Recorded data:
_____
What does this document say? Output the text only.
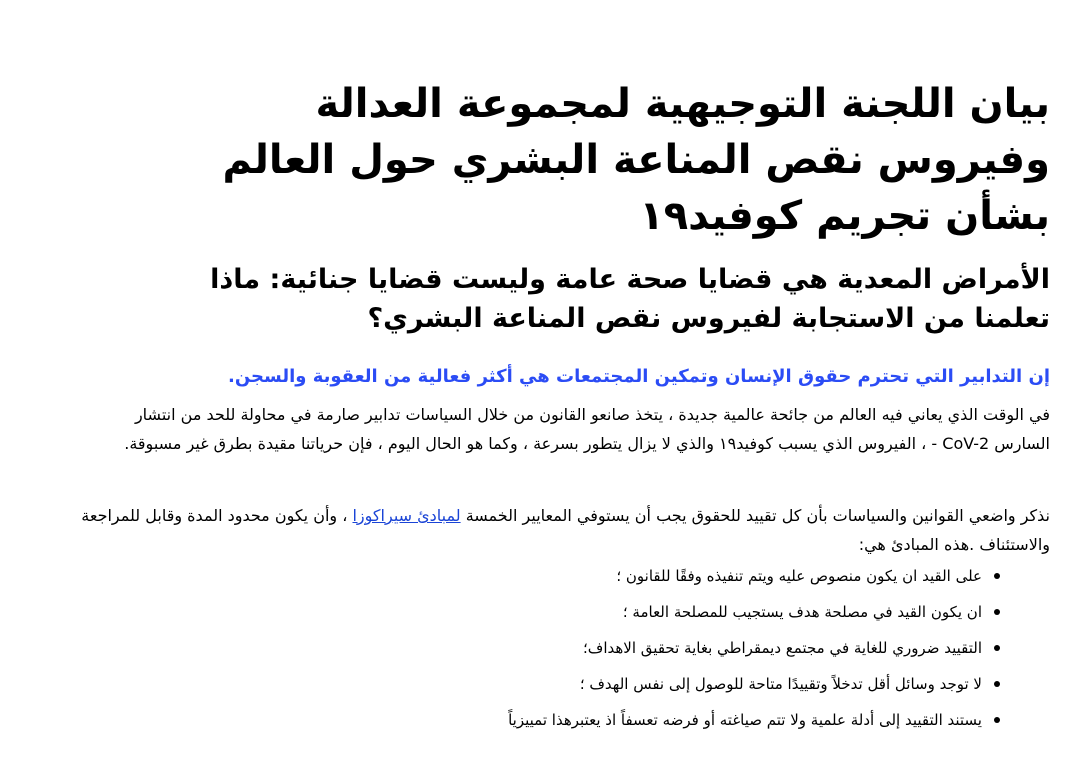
بيان اللجنة التوجيهية لمجموعة العدالة وفيروس نقص المناعة البشري حول العالم بشأن تجريم كوفيد١٩
الأمراض المعدية هي قضايا صحة عامة وليست قضايا جنائية: ماذا تعلمنا من الاستجابة لفيروس نقص المناعة البشري؟

إن التدابير التي تحترم حقوق الإنسان وتمكين المجتمعات هي أكثر فعالية من العقوبة والسجن.

في الوقت الذي يعاني فيه العالم من جائحة عالمية جديدة ، يتخذ صانعو القانون من خلال السياسات تدابير صارمة في محاولة للحد من انتشار السارس CoV-2 - ، الفيروس الذي يسبب كوفيد١٩ والذي لا يزال يتطور بسرعة ، وكما هو الحال اليوم ، فإن حرياتنا مقيدة بطرق غير مسبوقة.

نذكر واضعي القوانين والسياسات بأن كل تقييد للحقوق يجب أن يستوفي المعايير الخمسة لمبادئ سيراكوزا ، وأن يكون محدود المدة وقابل للمراجعة والاستئناف .هذه المبادئ هي:

على القيد ان يكون منصوص عليه ويتم تنفيذه وفقًا للقانون ؛
ان يكون القيد في مصلحة هدف يستجيب للمصلحة العامة ؛
التقييد ضروري للغاية في مجتمع ديمقراطي بغاية تحقيق الاهداف؛
لا توجد وسائل أقل تدخلاً وتقييدًا متاحة للوصول إلى نفس الهدف ؛
يستند التقييد إلى أدلة علمية ولا تتم صياغته أو فرضه تعسفاً اذ يعتبرهذا تمييزياً
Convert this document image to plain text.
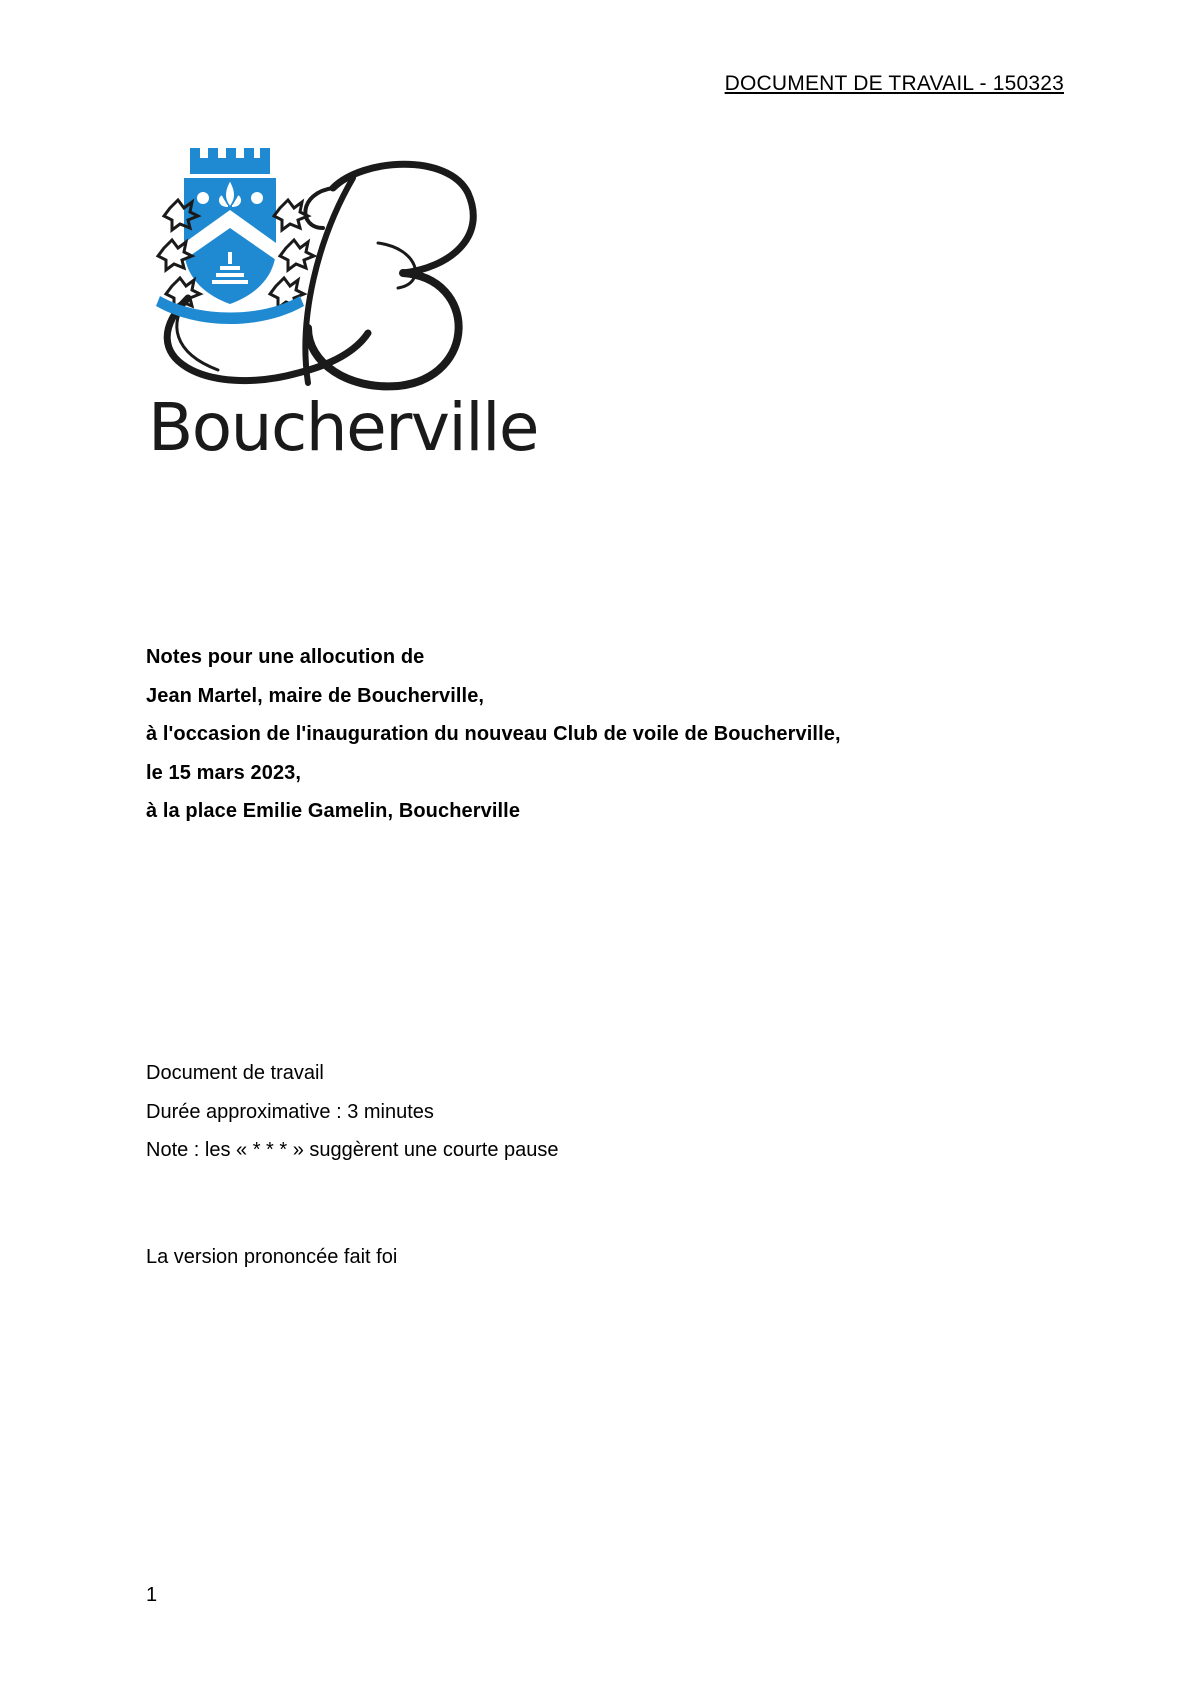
DOCUMENT DE TRAVAIL - 150323
Boucherville
Notes pour une allocution de
Jean Martel, maire de Boucherville,
à l'occasion de l'inauguration du nouveau Club de voile de Boucherville,
le 15 mars 2023,
à la place Emilie Gamelin, Boucherville
Document de travail
Durée approximative : 3 minutes
Note : les « * * * » suggèrent une courte pause
La version prononcée fait foi
1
_____
* **WRITTEN REQUEST**: Repeat the lines of the records verbatim, starting at the line containing "Convert this document image to plain text." and stopping after the final line. Images stay out.

* **THE COMPLETED TASK**:
Convert this document image to plain text.
DOCUMENT DE TRAVAIL - 150323
Boucherville
Notes pour une allocution de
Jean Martel, maire de Boucherville,
à l'occasion de l'inauguration du nouveau Club de voile de Boucherville,
le 15 mars 2023,
à la place Emilie Gamelin, Boucherville
Document de travail
Durée approximative : 3 minutes
Note : les « * * * » suggèrent une courte pause
La version prononcée fait foi
1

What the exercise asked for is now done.